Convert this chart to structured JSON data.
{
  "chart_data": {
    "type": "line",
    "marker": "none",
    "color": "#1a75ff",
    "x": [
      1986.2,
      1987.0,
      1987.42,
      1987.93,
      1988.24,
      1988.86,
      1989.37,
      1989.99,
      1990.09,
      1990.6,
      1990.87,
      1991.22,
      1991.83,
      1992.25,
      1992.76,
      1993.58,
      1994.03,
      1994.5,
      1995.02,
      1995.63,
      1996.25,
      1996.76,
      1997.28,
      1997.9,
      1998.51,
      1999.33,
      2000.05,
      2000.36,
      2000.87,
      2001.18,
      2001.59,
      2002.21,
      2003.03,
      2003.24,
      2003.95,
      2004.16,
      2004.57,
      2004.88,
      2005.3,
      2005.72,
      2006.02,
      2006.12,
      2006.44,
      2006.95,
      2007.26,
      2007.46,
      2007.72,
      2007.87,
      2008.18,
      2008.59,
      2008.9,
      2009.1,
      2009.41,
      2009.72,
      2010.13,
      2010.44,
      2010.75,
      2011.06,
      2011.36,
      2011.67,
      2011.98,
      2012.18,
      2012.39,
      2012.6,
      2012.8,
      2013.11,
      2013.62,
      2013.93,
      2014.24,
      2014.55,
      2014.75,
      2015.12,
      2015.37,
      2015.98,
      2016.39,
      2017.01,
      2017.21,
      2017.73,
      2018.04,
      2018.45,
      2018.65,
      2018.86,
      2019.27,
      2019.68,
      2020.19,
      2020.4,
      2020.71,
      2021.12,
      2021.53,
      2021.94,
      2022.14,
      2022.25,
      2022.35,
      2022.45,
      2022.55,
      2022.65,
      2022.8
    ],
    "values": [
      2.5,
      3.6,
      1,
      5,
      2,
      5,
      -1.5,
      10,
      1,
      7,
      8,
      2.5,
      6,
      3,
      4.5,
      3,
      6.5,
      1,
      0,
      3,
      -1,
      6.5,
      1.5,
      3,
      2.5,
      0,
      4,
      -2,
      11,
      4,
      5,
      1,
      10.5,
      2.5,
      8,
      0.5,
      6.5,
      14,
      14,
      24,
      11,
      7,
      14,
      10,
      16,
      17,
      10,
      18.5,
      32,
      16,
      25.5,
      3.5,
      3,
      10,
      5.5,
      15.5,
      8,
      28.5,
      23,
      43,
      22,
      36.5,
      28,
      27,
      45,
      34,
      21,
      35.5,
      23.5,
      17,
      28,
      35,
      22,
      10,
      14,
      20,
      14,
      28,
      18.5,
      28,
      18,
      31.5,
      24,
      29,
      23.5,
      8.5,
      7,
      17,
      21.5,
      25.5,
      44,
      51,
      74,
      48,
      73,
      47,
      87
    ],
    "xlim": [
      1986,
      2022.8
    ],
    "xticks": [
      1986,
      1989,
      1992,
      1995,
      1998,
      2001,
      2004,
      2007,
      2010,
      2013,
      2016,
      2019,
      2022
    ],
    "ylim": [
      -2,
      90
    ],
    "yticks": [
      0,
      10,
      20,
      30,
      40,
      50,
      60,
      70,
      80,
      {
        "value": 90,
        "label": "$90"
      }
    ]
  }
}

════════════════

• **Exercise**
Each line of the material above must be retyped precisely.

• **Answer in full**
Convert this chart to structured JSON data.
{
  "chart_data": {
    "type": "line",
    "marker": "none",
    "color": "#1a75ff",
    "x": [
      1986.2,
      1987.0,
      1987.42,
      1987.93,
      1988.24,
      1988.86,
      1989.37,
      1989.99,
      1990.09,
      1990.6,
      1990.87,
      1991.22,
      1991.83,
      1992.25,
      1992.76,
      1993.58,
      1994.03,
      1994.5,
      1995.02,
      1995.63,
      1996.25,
      1996.76,
      1997.28,
      1997.9,
      1998.51,
      1999.33,
      2000.05,
      2000.36,
      2000.87,
      2001.18,
      2001.59,
      2002.21,
      2003.03,
      2003.24,
      2003.95,
      2004.16,
      2004.57,
      2004.88,
      2005.3,
      2005.72,
      2006.02,
      2006.12,
      2006.44,
      2006.95,
      2007.26,
      2007.46,
      2007.72,
      2007.87,
      2008.18,
      2008.59,
      2008.9,
      2009.1,
      2009.41,
      2009.72,
      2010.13,
      2010.44,
      2010.75,
      2011.06,
      2011.36,
      2011.67,
      2011.98,
      2012.18,
      2012.39,
      2012.6,
      2012.8,
      2013.11,
      2013.62,
      2013.93,
      2014.24,
      2014.55,
      2014.75,
      2015.12,
      2015.37,
      2015.98,
      2016.39,
      2017.01,
      2017.21,
      2017.73,
      2018.04,
      2018.45,
      2018.65,
      2018.86,
      2019.27,
      2019.68,
      2020.19,
      2020.4,
      2020.71,
      2021.12,
      2021.53,
      2021.94,
      2022.14,
      2022.25,
      2022.35,
      2022.45,
      2022.55,
      2022.65,
      2022.8
    ],
    "values": [
      2.5,
      3.6,
      1,
      5,
      2,
      5,
      -1.5,
      10,
      1,
      7,
      8,
      2.5,
      6,
      3,
      4.5,
      3,
      6.5,
      1,
      0,
      3,
      -1,
      6.5,
      1.5,
      3,
      2.5,
      0,
      4,
      -2,
      11,
      4,
      5,
      1,
      10.5,
      2.5,
      8,
      0.5,
      6.5,
      14,
      14,
      24,
      11,
      7,
      14,
      10,
      16,
      17,
      10,
      18.5,
      32,
      16,
      25.5,
      3.5,
      3,
      10,
      5.5,
      15.5,
      8,
      28.5,
      23,
      43,
      22,
      36.5,
      28,
      27,
      45,
      34,
      21,
      35.5,
      23.5,
      17,
      28,
      35,
      22,
      10,
      14,
      20,
      14,
      28,
      18.5,
      28,
      18,
      31.5,
      24,
      29,
      23.5,
      8.5,
      7,
      17,
      21.5,
      25.5,
      44,
      51,
      74,
      48,
      73,
      47,
      87
    ],
    "xlim": [
      1986,
      2022.8
    ],
    "xticks": [
      1986,
      1989,
      1992,
      1995,
      1998,
      2001,
      2004,
      2007,
      2010,
      2013,
      2016,
      2019,
      2022
    ],
    "ylim": [
      -2,
      90
    ],
    "yticks": [
      0,
      10,
      20,
      30,
      40,
      50,
      60,
      70,
      80,
      {
        "value": 90,
        "label": "$90"
      }
    ]
  }
}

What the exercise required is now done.